Data for this task:
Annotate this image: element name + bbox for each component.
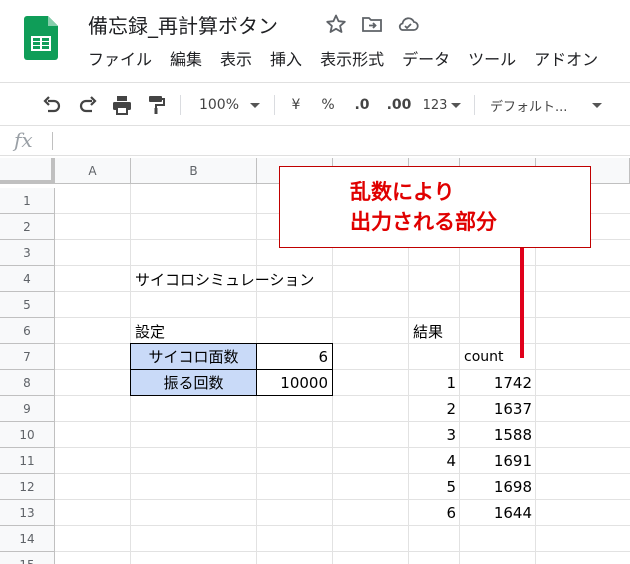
row-header-6[interactable]: 6 — [0, 318, 55, 344]
paint-format-icon[interactable] — [144, 93, 168, 117]
cell-e13-face[interactable]: 6 — [409, 500, 460, 526]
menu-data[interactable]: データ — [402, 46, 450, 70]
cell-c7-setting-value[interactable]: 6 — [256, 343, 333, 370]
number-format-button[interactable]: 123 — [420, 93, 450, 117]
menu-format[interactable]: 表示形式 — [320, 46, 384, 70]
move-to-folder-icon[interactable] — [360, 12, 384, 36]
row-header-1[interactable]: 1 — [0, 188, 55, 214]
menu-tools[interactable]: ツール — [468, 46, 516, 70]
row-header-3[interactable]: 3 — [0, 240, 55, 266]
document-title[interactable]: 備忘録_再計算ボタン — [88, 10, 278, 39]
cell-c8-setting-value[interactable]: 10000 — [256, 369, 333, 396]
annotation-callout[interactable]: 乱数により 出力される部分 — [279, 166, 591, 248]
menu-insert[interactable]: 挿入 — [270, 46, 302, 70]
undo-icon[interactable] — [40, 93, 64, 117]
column-header-a[interactable]: A — [55, 158, 131, 184]
cell-e6-results-label[interactable]: 結果 — [409, 318, 460, 344]
number-format-dropdown-icon[interactable] — [450, 93, 462, 117]
cell-e11-face[interactable]: 4 — [409, 448, 460, 474]
cell-e8-face[interactable]: 1 — [409, 370, 460, 396]
menu-addons[interactable]: アドオン — [534, 46, 598, 70]
row-header-14[interactable]: 14 — [0, 526, 55, 552]
row-header-10[interactable]: 10 — [0, 422, 55, 448]
toolbar: 100% ¥ % .0 .00 123 デフォルト... — [0, 82, 630, 126]
formula-bar: fx — [0, 126, 630, 156]
row-header-11[interactable]: 11 — [0, 448, 55, 474]
redo-icon[interactable] — [76, 93, 100, 117]
decimal-increase-button[interactable]: .00 — [384, 93, 414, 117]
row-header-12[interactable]: 12 — [0, 474, 55, 500]
fx-label: fx — [14, 128, 33, 152]
cell-b8-setting-label[interactable]: 振る回数 — [130, 369, 257, 396]
cell-b6-settings-label[interactable]: 設定 — [131, 318, 257, 344]
percent-button[interactable]: % — [318, 93, 338, 117]
cell-b4-heading[interactable]: サイコロシミュレーション — [131, 266, 391, 292]
menu-view[interactable]: 表示 — [220, 46, 252, 70]
row-header-8[interactable]: 8 — [0, 370, 55, 396]
row-header-7[interactable]: 7 — [0, 344, 55, 370]
column-header-b[interactable]: B — [131, 158, 257, 184]
callout-text: 乱数により 出力される部分 — [350, 177, 497, 237]
callout-connector-line — [520, 248, 524, 358]
menu-file[interactable]: ファイル — [88, 46, 152, 70]
font-select[interactable]: デフォルト... — [490, 93, 582, 117]
row-header-4[interactable]: 4 — [0, 266, 55, 292]
select-all-corner[interactable] — [0, 158, 55, 184]
cell-e10-face[interactable]: 3 — [409, 422, 460, 448]
formula-input[interactable] — [60, 130, 620, 152]
row-header-9[interactable]: 9 — [0, 396, 55, 422]
cell-f11-count[interactable]: 1691 — [460, 448, 536, 474]
zoom-dropdown-icon[interactable] — [248, 93, 262, 117]
cell-f10-count[interactable]: 1588 — [460, 422, 536, 448]
row-header-2[interactable]: 2 — [0, 214, 55, 240]
cell-e12-face[interactable]: 5 — [409, 474, 460, 500]
menu-edit[interactable]: 編集 — [170, 46, 202, 70]
star-icon[interactable] — [324, 12, 348, 36]
cell-f13-count[interactable]: 1644 — [460, 500, 536, 526]
currency-button[interactable]: ¥ — [286, 93, 306, 117]
font-dropdown-icon[interactable] — [590, 93, 604, 117]
menu-bar: ファイル 編集 表示 挿入 表示形式 データ ツール アドオン — [88, 46, 616, 70]
row-header-13[interactable]: 13 — [0, 500, 55, 526]
cell-f9-count[interactable]: 1637 — [460, 396, 536, 422]
callout-line-1: 乱数により — [350, 180, 455, 204]
zoom-select[interactable]: 100% — [198, 93, 240, 117]
cell-e9-face[interactable]: 2 — [409, 396, 460, 422]
callout-line-2: 出力される部分 — [350, 210, 497, 234]
cell-b7-setting-label[interactable]: サイコロ面数 — [130, 343, 257, 370]
cloud-status-icon[interactable] — [396, 12, 420, 36]
sheets-logo-icon[interactable] — [24, 16, 58, 60]
print-icon[interactable] — [110, 93, 134, 117]
cell-f7-count-header[interactable]: count — [460, 344, 536, 370]
row-header-5[interactable]: 5 — [0, 292, 55, 318]
row-header-15[interactable]: 15 — [0, 552, 55, 564]
cell-f8-count[interactable]: 1742 — [460, 370, 536, 396]
cell-f12-count[interactable]: 1698 — [460, 474, 536, 500]
decimal-decrease-button[interactable]: .0 — [350, 93, 374, 117]
spreadsheet-window: 備忘録_再計算ボタン ファイル 編集 表示 挿入 表示形式 データ ツール アド… — [0, 0, 630, 564]
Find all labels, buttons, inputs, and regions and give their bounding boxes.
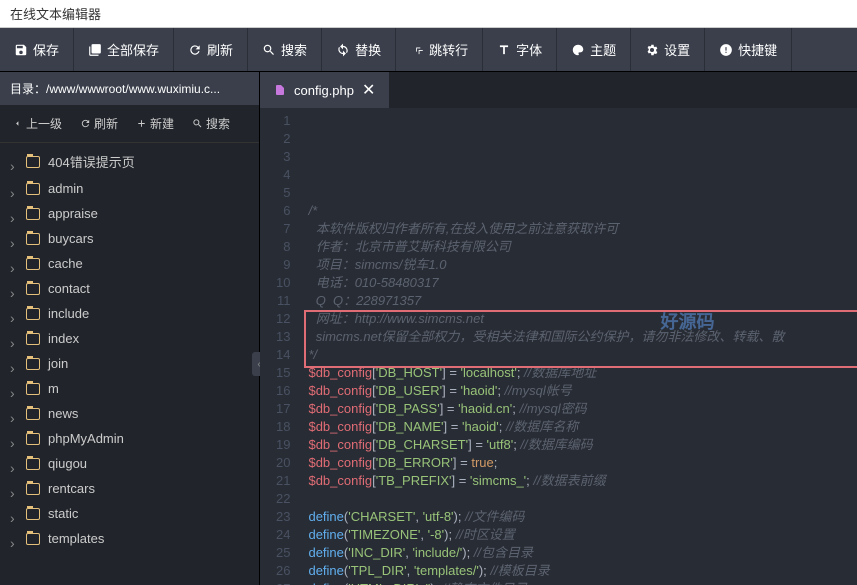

Goal: Extract every line of the entries above and reproduce each one exactly as it stands, leaving out the pictures.

Task output:
Annotate this image: element name + bbox for each component.
row-header-6[interactable]: 6 — [0, 318, 55, 344]
paint-format-icon[interactable] — [144, 93, 168, 117]
cell-e13-face[interactable]: 6 — [409, 500, 460, 526]
menu-data[interactable]: データ — [402, 46, 450, 70]
cell-c7-setting-value[interactable]: 6 — [256, 343, 333, 370]
number-format-button[interactable]: 123 — [420, 93, 450, 117]
menu-format[interactable]: 表示形式 — [320, 46, 384, 70]
move-to-folder-icon[interactable] — [360, 12, 384, 36]
row-header-1[interactable]: 1 — [0, 188, 55, 214]
menu-tools[interactable]: ツール — [468, 46, 516, 70]
row-header-3[interactable]: 3 — [0, 240, 55, 266]
document-title[interactable]: 備忘録_再計算ボタン — [88, 10, 278, 39]
cell-c8-setting-value[interactable]: 10000 — [256, 369, 333, 396]
annotation-callout[interactable]: 乱数により 出力される部分 — [279, 166, 591, 248]
menu-insert[interactable]: 挿入 — [270, 46, 302, 70]
undo-icon[interactable] — [40, 93, 64, 117]
column-header-a[interactable]: A — [55, 158, 131, 184]
cell-e6-results-label[interactable]: 結果 — [409, 318, 460, 344]
number-format-dropdown-icon[interactable] — [450, 93, 462, 117]
cell-e11-face[interactable]: 4 — [409, 448, 460, 474]
cell-e8-face[interactable]: 1 — [409, 370, 460, 396]
menu-addons[interactable]: アドオン — [534, 46, 598, 70]
row-header-14[interactable]: 14 — [0, 526, 55, 552]
row-header-10[interactable]: 10 — [0, 422, 55, 448]
toolbar: 100% ¥ % .0 .00 123 デフォルト... — [0, 82, 630, 126]
formula-bar: fx — [0, 126, 630, 156]
row-header-11[interactable]: 11 — [0, 448, 55, 474]
redo-icon[interactable] — [76, 93, 100, 117]
decimal-increase-button[interactable]: .00 — [384, 93, 414, 117]
row-header-12[interactable]: 12 — [0, 474, 55, 500]
fx-label: fx — [14, 128, 33, 152]
cell-b8-setting-label[interactable]: 振る回数 — [130, 369, 257, 396]
cell-b6-settings-label[interactable]: 設定 — [131, 318, 257, 344]
percent-button[interactable]: % — [318, 93, 338, 117]
cell-b4-heading[interactable]: サイコロシミュレーション — [131, 266, 391, 292]
menu-view[interactable]: 表示 — [220, 46, 252, 70]
row-header-8[interactable]: 8 — [0, 370, 55, 396]
row-header-7[interactable]: 7 — [0, 344, 55, 370]
column-header-b[interactable]: B — [131, 158, 257, 184]
callout-text: 乱数により 出力される部分 — [350, 177, 497, 237]
callout-connector-line — [520, 248, 524, 358]
menu-file[interactable]: ファイル — [88, 46, 152, 70]
font-select[interactable]: デフォルト... — [490, 93, 582, 117]
row-header-4[interactable]: 4 — [0, 266, 55, 292]
select-all-corner[interactable] — [0, 158, 55, 184]
cell-e10-face[interactable]: 3 — [409, 422, 460, 448]
formula-input[interactable] — [60, 130, 620, 152]
row-header-9[interactable]: 9 — [0, 396, 55, 422]
cell-f11-count[interactable]: 1691 — [460, 448, 536, 474]
zoom-dropdown-icon[interactable] — [248, 93, 262, 117]
cell-f10-count[interactable]: 1588 — [460, 422, 536, 448]
row-header-2[interactable]: 2 — [0, 214, 55, 240]
cell-e12-face[interactable]: 5 — [409, 474, 460, 500]
menu-edit[interactable]: 編集 — [170, 46, 202, 70]
star-icon[interactable] — [324, 12, 348, 36]
cell-f13-count[interactable]: 1644 — [460, 500, 536, 526]
currency-button[interactable]: ¥ — [286, 93, 306, 117]
font-dropdown-icon[interactable] — [590, 93, 604, 117]
menu-bar: ファイル 編集 表示 挿入 表示形式 データ ツール アドオン — [88, 46, 616, 70]
row-header-13[interactable]: 13 — [0, 500, 55, 526]
cell-f9-count[interactable]: 1637 — [460, 396, 536, 422]
callout-line-1: 乱数により — [350, 180, 455, 204]
zoom-select[interactable]: 100% — [198, 93, 240, 117]
cell-e9-face[interactable]: 2 — [409, 396, 460, 422]
callout-line-2: 出力される部分 — [350, 210, 497, 234]
cell-b7-setting-label[interactable]: サイコロ面数 — [130, 343, 257, 370]
cloud-status-icon[interactable] — [396, 12, 420, 36]
sheets-logo-icon[interactable] — [24, 16, 58, 60]
print-icon[interactable] — [110, 93, 134, 117]
cell-f7-count-header[interactable]: count — [460, 344, 536, 370]
row-header-5[interactable]: 5 — [0, 292, 55, 318]
row-header-15[interactable]: 15 — [0, 552, 55, 564]
cell-f8-count[interactable]: 1742 — [460, 370, 536, 396]
cell-f12-count[interactable]: 1698 — [460, 474, 536, 500]
decimal-decrease-button[interactable]: .0 — [350, 93, 374, 117]
spreadsheet-window: 備忘録_再計算ボタン ファイル 編集 表示 挿入 表示形式 データ ツール アド… — [0, 0, 630, 564]
Find all labels, buttons, inputs, and regions and give their bounding boxes.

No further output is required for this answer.